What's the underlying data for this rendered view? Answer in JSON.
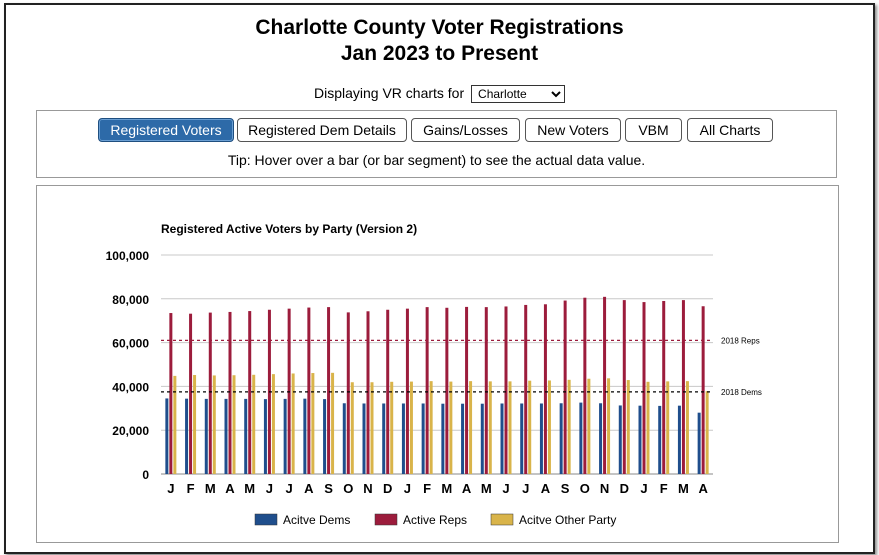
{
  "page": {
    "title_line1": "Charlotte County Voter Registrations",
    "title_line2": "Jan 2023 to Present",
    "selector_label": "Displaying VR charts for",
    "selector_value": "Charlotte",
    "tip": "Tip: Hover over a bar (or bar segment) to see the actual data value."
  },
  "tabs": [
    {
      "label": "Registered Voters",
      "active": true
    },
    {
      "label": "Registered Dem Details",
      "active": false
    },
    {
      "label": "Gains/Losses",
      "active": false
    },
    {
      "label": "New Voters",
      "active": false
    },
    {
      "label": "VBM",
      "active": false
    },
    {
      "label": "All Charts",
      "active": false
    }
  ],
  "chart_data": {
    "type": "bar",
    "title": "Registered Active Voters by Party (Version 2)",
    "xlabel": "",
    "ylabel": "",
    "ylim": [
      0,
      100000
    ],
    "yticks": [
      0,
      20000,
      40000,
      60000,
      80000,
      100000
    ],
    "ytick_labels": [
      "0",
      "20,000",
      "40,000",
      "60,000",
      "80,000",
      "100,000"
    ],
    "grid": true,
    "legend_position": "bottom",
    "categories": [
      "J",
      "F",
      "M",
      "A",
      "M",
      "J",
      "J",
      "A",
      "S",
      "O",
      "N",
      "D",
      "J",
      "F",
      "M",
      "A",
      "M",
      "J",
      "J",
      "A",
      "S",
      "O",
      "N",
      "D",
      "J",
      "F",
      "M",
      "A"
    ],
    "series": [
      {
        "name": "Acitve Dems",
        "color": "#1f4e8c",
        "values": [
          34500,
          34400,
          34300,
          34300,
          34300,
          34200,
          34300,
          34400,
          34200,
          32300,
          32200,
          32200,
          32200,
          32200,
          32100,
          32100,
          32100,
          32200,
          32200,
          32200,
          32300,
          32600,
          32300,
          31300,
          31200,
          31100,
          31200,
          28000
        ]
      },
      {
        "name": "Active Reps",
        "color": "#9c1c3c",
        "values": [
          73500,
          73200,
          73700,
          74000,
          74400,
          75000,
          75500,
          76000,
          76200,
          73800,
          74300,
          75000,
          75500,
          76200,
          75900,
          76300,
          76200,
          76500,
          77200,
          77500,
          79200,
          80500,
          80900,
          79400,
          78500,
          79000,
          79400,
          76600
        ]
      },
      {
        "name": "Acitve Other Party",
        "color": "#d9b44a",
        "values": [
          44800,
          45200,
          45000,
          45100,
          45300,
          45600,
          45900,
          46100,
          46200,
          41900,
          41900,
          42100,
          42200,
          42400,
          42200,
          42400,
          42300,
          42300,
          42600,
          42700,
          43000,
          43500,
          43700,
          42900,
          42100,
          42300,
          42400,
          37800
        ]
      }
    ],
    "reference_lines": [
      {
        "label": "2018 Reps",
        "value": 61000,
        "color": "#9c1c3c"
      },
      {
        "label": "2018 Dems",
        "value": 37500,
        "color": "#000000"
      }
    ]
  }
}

Exercise requirements:
Can you restate all the records above word for word while dropping the pictures?

Solution for this exercise:
What's the underlying data for this rendered view? Answer in JSON.
{
  "page": {
    "title_line1": "Charlotte County Voter Registrations",
    "title_line2": "Jan 2023 to Present",
    "selector_label": "Displaying VR charts for",
    "selector_value": "Charlotte",
    "tip": "Tip: Hover over a bar (or bar segment) to see the actual data value."
  },
  "tabs": [
    {
      "label": "Registered Voters",
      "active": true
    },
    {
      "label": "Registered Dem Details",
      "active": false
    },
    {
      "label": "Gains/Losses",
      "active": false
    },
    {
      "label": "New Voters",
      "active": false
    },
    {
      "label": "VBM",
      "active": false
    },
    {
      "label": "All Charts",
      "active": false
    }
  ],
  "chart_data": {
    "type": "bar",
    "title": "Registered Active Voters by Party (Version 2)",
    "xlabel": "",
    "ylabel": "",
    "ylim": [
      0,
      100000
    ],
    "yticks": [
      0,
      20000,
      40000,
      60000,
      80000,
      100000
    ],
    "ytick_labels": [
      "0",
      "20,000",
      "40,000",
      "60,000",
      "80,000",
      "100,000"
    ],
    "grid": true,
    "legend_position": "bottom",
    "categories": [
      "J",
      "F",
      "M",
      "A",
      "M",
      "J",
      "J",
      "A",
      "S",
      "O",
      "N",
      "D",
      "J",
      "F",
      "M",
      "A",
      "M",
      "J",
      "J",
      "A",
      "S",
      "O",
      "N",
      "D",
      "J",
      "F",
      "M",
      "A"
    ],
    "series": [
      {
        "name": "Acitve Dems",
        "color": "#1f4e8c",
        "values": [
          34500,
          34400,
          34300,
          34300,
          34300,
          34200,
          34300,
          34400,
          34200,
          32300,
          32200,
          32200,
          32200,
          32200,
          32100,
          32100,
          32100,
          32200,
          32200,
          32200,
          32300,
          32600,
          32300,
          31300,
          31200,
          31100,
          31200,
          28000
        ]
      },
      {
        "name": "Active Reps",
        "color": "#9c1c3c",
        "values": [
          73500,
          73200,
          73700,
          74000,
          74400,
          75000,
          75500,
          76000,
          76200,
          73800,
          74300,
          75000,
          75500,
          76200,
          75900,
          76300,
          76200,
          76500,
          77200,
          77500,
          79200,
          80500,
          80900,
          79400,
          78500,
          79000,
          79400,
          76600
        ]
      },
      {
        "name": "Acitve Other Party",
        "color": "#d9b44a",
        "values": [
          44800,
          45200,
          45000,
          45100,
          45300,
          45600,
          45900,
          46100,
          46200,
          41900,
          41900,
          42100,
          42200,
          42400,
          42200,
          42400,
          42300,
          42300,
          42600,
          42700,
          43000,
          43500,
          43700,
          42900,
          42100,
          42300,
          42400,
          37800
        ]
      }
    ],
    "reference_lines": [
      {
        "label": "2018 Reps",
        "value": 61000,
        "color": "#9c1c3c"
      },
      {
        "label": "2018 Dems",
        "value": 37500,
        "color": "#000000"
      }
    ]
  }
}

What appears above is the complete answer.